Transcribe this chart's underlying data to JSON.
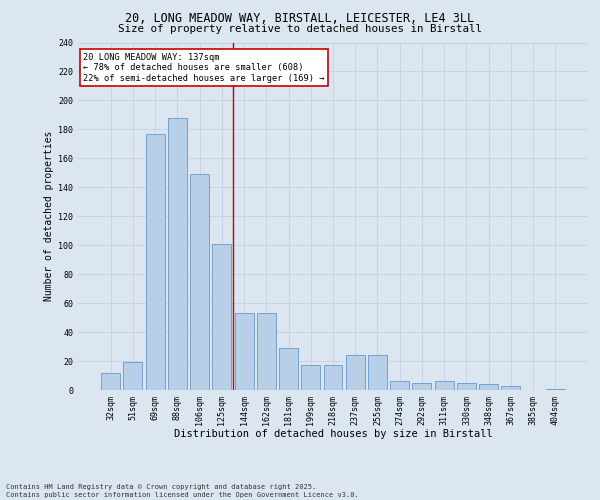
{
  "title_line1": "20, LONG MEADOW WAY, BIRSTALL, LEICESTER, LE4 3LL",
  "title_line2": "Size of property relative to detached houses in Birstall",
  "categories": [
    "32sqm",
    "51sqm",
    "69sqm",
    "88sqm",
    "106sqm",
    "125sqm",
    "144sqm",
    "162sqm",
    "181sqm",
    "199sqm",
    "218sqm",
    "237sqm",
    "255sqm",
    "274sqm",
    "292sqm",
    "311sqm",
    "330sqm",
    "348sqm",
    "367sqm",
    "385sqm",
    "404sqm"
  ],
  "values": [
    12,
    19,
    177,
    188,
    149,
    101,
    53,
    53,
    29,
    17,
    17,
    24,
    24,
    6,
    5,
    6,
    5,
    4,
    3,
    0,
    1
  ],
  "bar_color": "#b8cfe8",
  "bar_edge_color": "#6699cc",
  "grid_color": "#c8d4e4",
  "background_color": "#dce6f0",
  "ylabel": "Number of detached properties",
  "xlabel": "Distribution of detached houses by size in Birstall",
  "vline_x": 5.5,
  "vline_color": "#cc0000",
  "annotation_text": "20 LONG MEADOW WAY: 137sqm\n← 78% of detached houses are smaller (608)\n22% of semi-detached houses are larger (169) →",
  "annotation_box_color": "#ffffff",
  "annotation_box_edge": "#cc0000",
  "footer_line1": "Contains HM Land Registry data © Crown copyright and database right 2025.",
  "footer_line2": "Contains public sector information licensed under the Open Government Licence v3.0.",
  "ylim": [
    0,
    240
  ],
  "yticks": [
    0,
    20,
    40,
    60,
    80,
    100,
    120,
    140,
    160,
    180,
    200,
    220,
    240
  ],
  "title_fontsize": 8.5,
  "subtitle_fontsize": 7.8,
  "ylabel_fontsize": 7.0,
  "xlabel_fontsize": 7.5,
  "tick_fontsize": 6.0,
  "annot_fontsize": 6.2,
  "footer_fontsize": 5.0
}
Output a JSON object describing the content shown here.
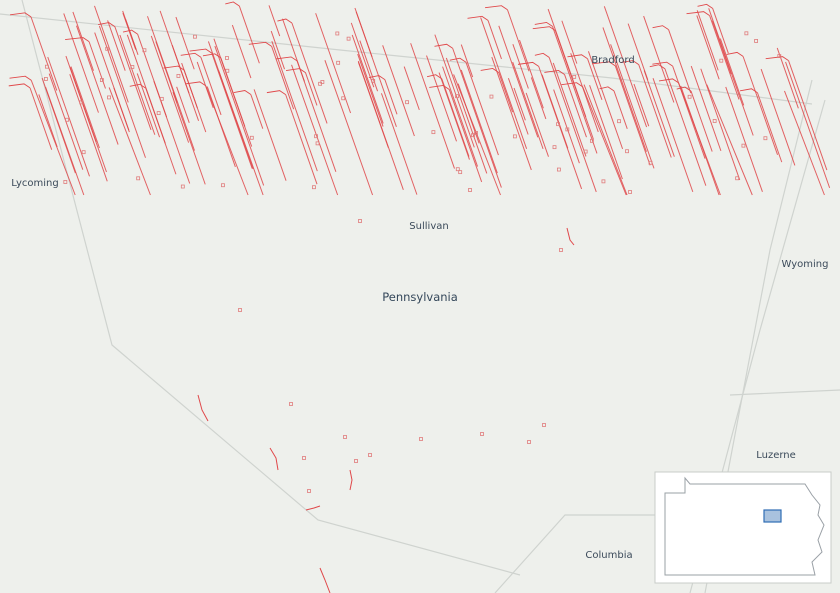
{
  "places": [
    {
      "name": "Bradford"
    },
    {
      "name": "Lycoming"
    },
    {
      "name": "Sullivan"
    },
    {
      "name": "Pennsylvania"
    },
    {
      "name": "Wyoming"
    },
    {
      "name": "Luzerne"
    },
    {
      "name": "Columbia"
    }
  ]
}
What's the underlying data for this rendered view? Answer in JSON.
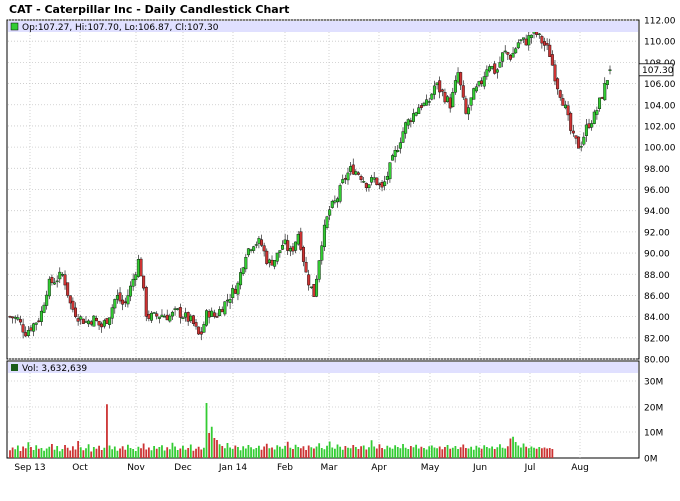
{
  "title": "CAT - Caterpillar Inc - Daily Candlestick Chart",
  "price_legend": "Op:107.27, Hi:107.70, Lo:106.87, Cl:107.30",
  "volume_legend": "Vol: 3,632,639",
  "last_price_label": "107.30",
  "colors": {
    "up": "#33cc33",
    "down": "#cc3333",
    "grid": "#c8c8c8",
    "legend_bg": "#e0e0ff",
    "last_label_bg": "#ffffff"
  },
  "chart_data": {
    "type": "candlestick",
    "x_ticks": [
      "Sep 13",
      "Oct",
      "Nov",
      "Dec",
      "Jan 14",
      "Feb",
      "Mar",
      "Apr",
      "May",
      "Jun",
      "Jul",
      "Aug"
    ],
    "price_ticks": [
      "80.00",
      "82.00",
      "84.00",
      "86.00",
      "88.00",
      "90.00",
      "92.00",
      "94.00",
      "96.00",
      "98.00",
      "100.00",
      "102.00",
      "104.00",
      "106.00",
      "108.00",
      "110.00",
      "112.00"
    ],
    "price_ylim": [
      80,
      112
    ],
    "volume_ticks": [
      "0M",
      "10M",
      "20M",
      "30M"
    ],
    "volume_ylim": [
      0,
      30
    ],
    "grid": true,
    "last": {
      "open": 107.27,
      "high": 107.7,
      "low": 106.87,
      "close": 107.3,
      "volume": 3632639
    },
    "close_path": [
      84.0,
      83.8,
      82.5,
      83.2,
      84.0,
      87.0,
      87.5,
      88.0,
      85.0,
      84.0,
      83.5,
      83.8,
      83.0,
      84.0,
      86.0,
      85.0,
      87.0,
      89.5,
      84.0,
      84.0,
      84.2,
      84.0,
      84.5,
      84.0,
      83.5,
      82.0,
      84.5,
      84.0,
      85.0,
      86.0,
      87.0,
      90.0,
      91.0,
      91.0,
      89.0,
      89.5,
      91.0,
      90.0,
      92.0,
      88.0,
      86.0,
      91.0,
      94.0,
      95.0,
      97.0,
      98.0,
      97.5,
      96.5,
      97.0,
      96.0,
      98.0,
      100.0,
      102.0,
      103.0,
      104.0,
      104.0,
      106.0,
      105.0,
      104.0,
      107.0,
      103.0,
      105.0,
      106.0,
      108.0,
      107.0,
      109.0,
      108.5,
      110.0,
      110.0,
      111.0,
      110.0,
      109.0,
      106.0,
      104.0,
      101.0,
      100.0,
      102.0,
      103.0,
      105.0,
      107.3
    ],
    "volume_daily": [
      3.1,
      4.2,
      3.5,
      5.0,
      2.8,
      4.6,
      3.9,
      6.3,
      4.4,
      3.2,
      5.1,
      3.7,
      4.0,
      2.9,
      3.8,
      4.5,
      5.6,
      3.3,
      4.8,
      2.7,
      3.6,
      5.2,
      4.1,
      3.0,
      4.7,
      3.4,
      6.8,
      4.3,
      3.1,
      3.9,
      5.5,
      2.6,
      4.4,
      3.7,
      4.9,
      3.2,
      4.1,
      21.5,
      5.0,
      3.5,
      4.6,
      2.9,
      3.8,
      4.7,
      3.3,
      5.3,
      4.0,
      3.6,
      2.8,
      4.5,
      3.9,
      5.8,
      3.4,
      4.2,
      3.1,
      4.8,
      3.7,
      4.4,
      5.1,
      3.0,
      4.3,
      3.5,
      6.1,
      4.6,
      3.2,
      3.8,
      4.9,
      3.3,
      4.0,
      5.4,
      2.9,
      3.7,
      4.5,
      3.4,
      4.1,
      22.0,
      10.0,
      12.5,
      8.0,
      7.2,
      5.5,
      4.8,
      3.9,
      6.0,
      4.2,
      3.6,
      5.0,
      4.4,
      3.1,
      4.7,
      3.8,
      5.2,
      4.3,
      3.5,
      4.0,
      4.9,
      3.3,
      4.6,
      5.7,
      3.9,
      4.2,
      3.4,
      5.1,
      4.5,
      3.7,
      4.8,
      6.5,
      4.1,
      3.6,
      5.3,
      4.4,
      3.9,
      4.7,
      3.2,
      5.0,
      4.3,
      3.8,
      4.6,
      5.9,
      4.0,
      3.5,
      4.9,
      6.6,
      4.2,
      3.7,
      5.4,
      4.5,
      3.3,
      4.8,
      4.1,
      3.9,
      5.2,
      4.4,
      3.6,
      4.7,
      5.0,
      3.4,
      4.3,
      7.1,
      4.6,
      3.8,
      5.5,
      4.0,
      3.5,
      4.9,
      4.2,
      3.7,
      5.1,
      4.4,
      3.9,
      5.6,
      4.1,
      3.6,
      4.8,
      4.3,
      5.3,
      3.8,
      4.5,
      4.0,
      3.4,
      4.7,
      5.0,
      4.2,
      3.9,
      4.6,
      3.5,
      4.4,
      5.2,
      3.7,
      4.1,
      4.8,
      3.6,
      4.3,
      5.4,
      4.0,
      3.8,
      4.5,
      3.3,
      4.9,
      4.2,
      3.7,
      5.1,
      4.4,
      3.9,
      4.6,
      3.6,
      4.3,
      5.5,
      4.1,
      3.8,
      4.7,
      7.8,
      8.5,
      6.4,
      5.0,
      4.2,
      5.8,
      4.5,
      3.9,
      4.6,
      4.1,
      3.7,
      4.4,
      3.9,
      4.2,
      3.8,
      4.0,
      3.6
    ]
  }
}
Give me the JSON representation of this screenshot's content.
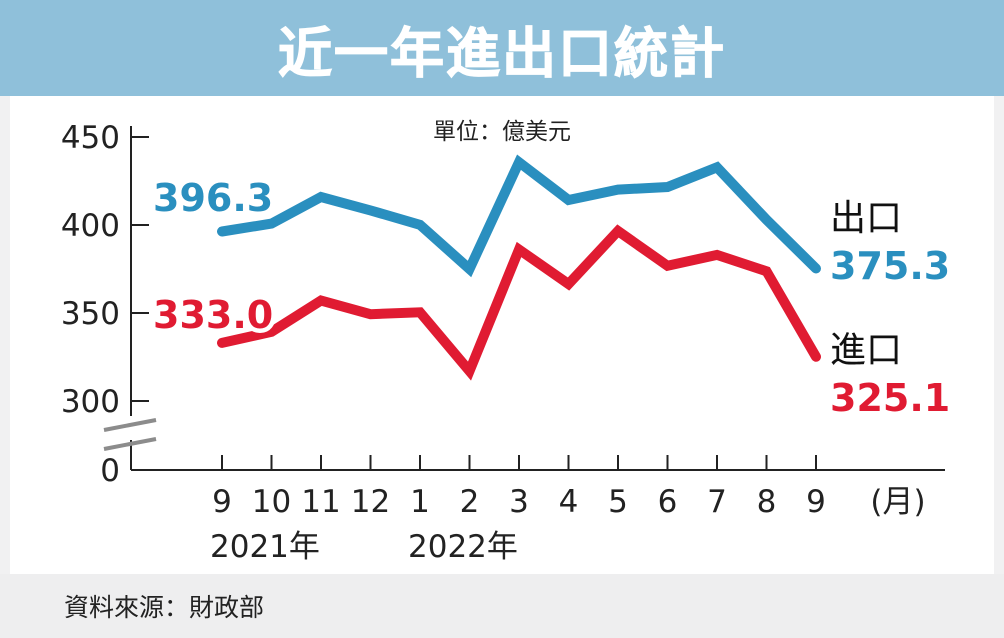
{
  "header": {
    "title": "近一年進出口統計"
  },
  "chart_data": {
    "type": "line",
    "unit_label": "單位：億美元",
    "categories": [
      "9",
      "10",
      "11",
      "12",
      "1",
      "2",
      "3",
      "4",
      "5",
      "6",
      "7",
      "8",
      "9"
    ],
    "x_unit": "(月)",
    "year_labels": [
      {
        "label": "2021年",
        "at_category": 0
      },
      {
        "label": "2022年",
        "at_category": 4
      }
    ],
    "y_ticks": [
      0,
      300,
      350,
      400,
      450
    ],
    "ylim": [
      300,
      450
    ],
    "y_axis_break": true,
    "series": [
      {
        "name": "出口",
        "color": "#2a8fbf",
        "values": [
          396.3,
          400.8,
          415.9,
          408.3,
          400.1,
          375.0,
          435.7,
          414.2,
          420.1,
          421.6,
          432.8,
          403.0,
          375.3
        ],
        "start_label": "396.3",
        "end_label": "375.3"
      },
      {
        "name": "進口",
        "color": "#e01b32",
        "values": [
          333.0,
          339.3,
          357.1,
          349.3,
          350.4,
          317.0,
          386.1,
          366.5,
          396.6,
          376.8,
          383.0,
          373.7,
          325.1
        ],
        "start_label": "333.0",
        "end_label": "325.1"
      }
    ],
    "grid": false
  },
  "footer": {
    "source": "資料來源：財政部"
  }
}
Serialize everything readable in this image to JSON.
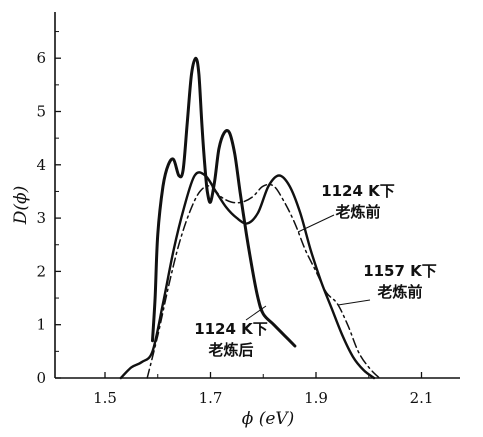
{
  "chart_data": {
    "type": "line",
    "xlabel": "ϕ (eV)",
    "ylabel": "D(ϕ)",
    "xlim": [
      1.4,
      2.2
    ],
    "ylim": [
      0,
      7
    ],
    "x_ticks": [
      "1.5",
      "1.7",
      "1.9",
      "2.1"
    ],
    "y_ticks": [
      "0",
      "1",
      "2",
      "3",
      "4",
      "5",
      "6"
    ],
    "grid": false,
    "series": [
      {
        "name": "1124 K下 老炼后",
        "style": "solid",
        "points": [
          [
            1.59,
            0.7
          ],
          [
            1.595,
            1.5
          ],
          [
            1.6,
            2.7
          ],
          [
            1.61,
            3.6
          ],
          [
            1.62,
            4.0
          ],
          [
            1.63,
            4.1
          ],
          [
            1.64,
            3.8
          ],
          [
            1.648,
            3.9
          ],
          [
            1.656,
            4.8
          ],
          [
            1.664,
            5.7
          ],
          [
            1.672,
            6.0
          ],
          [
            1.678,
            5.7
          ],
          [
            1.684,
            4.7
          ],
          [
            1.69,
            3.9
          ],
          [
            1.694,
            3.5
          ],
          [
            1.7,
            3.3
          ],
          [
            1.708,
            3.7
          ],
          [
            1.716,
            4.3
          ],
          [
            1.726,
            4.6
          ],
          [
            1.736,
            4.6
          ],
          [
            1.746,
            4.2
          ],
          [
            1.756,
            3.5
          ],
          [
            1.768,
            2.7
          ],
          [
            1.78,
            2.0
          ],
          [
            1.79,
            1.5
          ],
          [
            1.8,
            1.2
          ],
          [
            1.82,
            1.0
          ],
          [
            1.84,
            0.8
          ],
          [
            1.86,
            0.6
          ]
        ]
      },
      {
        "name": "1124 K下 老炼前",
        "style": "solid",
        "points": [
          [
            1.53,
            0.0
          ],
          [
            1.55,
            0.2
          ],
          [
            1.57,
            0.3
          ],
          [
            1.59,
            0.5
          ],
          [
            1.61,
            1.4
          ],
          [
            1.63,
            2.4
          ],
          [
            1.65,
            3.2
          ],
          [
            1.67,
            3.8
          ],
          [
            1.69,
            3.8
          ],
          [
            1.71,
            3.5
          ],
          [
            1.73,
            3.2
          ],
          [
            1.75,
            3.0
          ],
          [
            1.77,
            2.9
          ],
          [
            1.79,
            3.1
          ],
          [
            1.81,
            3.6
          ],
          [
            1.83,
            3.8
          ],
          [
            1.85,
            3.6
          ],
          [
            1.87,
            3.1
          ],
          [
            1.89,
            2.4
          ],
          [
            1.91,
            1.8
          ],
          [
            1.93,
            1.3
          ],
          [
            1.95,
            0.8
          ],
          [
            1.97,
            0.4
          ],
          [
            1.99,
            0.15
          ],
          [
            2.01,
            0.0
          ]
        ]
      },
      {
        "name": "1157 K下 老炼前",
        "style": "dashdot",
        "points": [
          [
            1.58,
            0.0
          ],
          [
            1.6,
            0.8
          ],
          [
            1.62,
            1.7
          ],
          [
            1.64,
            2.5
          ],
          [
            1.66,
            3.1
          ],
          [
            1.68,
            3.5
          ],
          [
            1.7,
            3.6
          ],
          [
            1.72,
            3.4
          ],
          [
            1.74,
            3.3
          ],
          [
            1.76,
            3.3
          ],
          [
            1.78,
            3.4
          ],
          [
            1.8,
            3.6
          ],
          [
            1.82,
            3.6
          ],
          [
            1.84,
            3.3
          ],
          [
            1.86,
            2.9
          ],
          [
            1.88,
            2.4
          ],
          [
            1.9,
            2.0
          ],
          [
            1.92,
            1.6
          ],
          [
            1.94,
            1.4
          ],
          [
            1.96,
            1.0
          ],
          [
            1.98,
            0.5
          ],
          [
            2.0,
            0.2
          ],
          [
            2.02,
            0.0
          ]
        ]
      }
    ],
    "annotations": [
      {
        "lines": [
          "1124 K下",
          "老炼前"
        ],
        "target_series": 1
      },
      {
        "lines": [
          "1157 K下",
          "老炼前"
        ],
        "target_series": 2
      },
      {
        "lines": [
          "1124 K下",
          "老炼后"
        ],
        "target_series": 0
      }
    ]
  }
}
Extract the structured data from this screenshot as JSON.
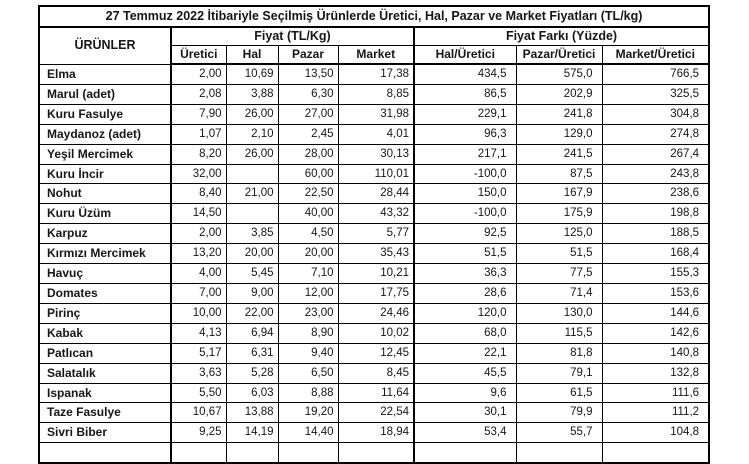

YOUR INSTRUCTIONS: Copy each line of the data that contains the word "ffffff".

OUTPUT FOR THIS EXERCISE:
  "annotation_box_color": "#ffffff",
    "last_label_bg": "#ffffff"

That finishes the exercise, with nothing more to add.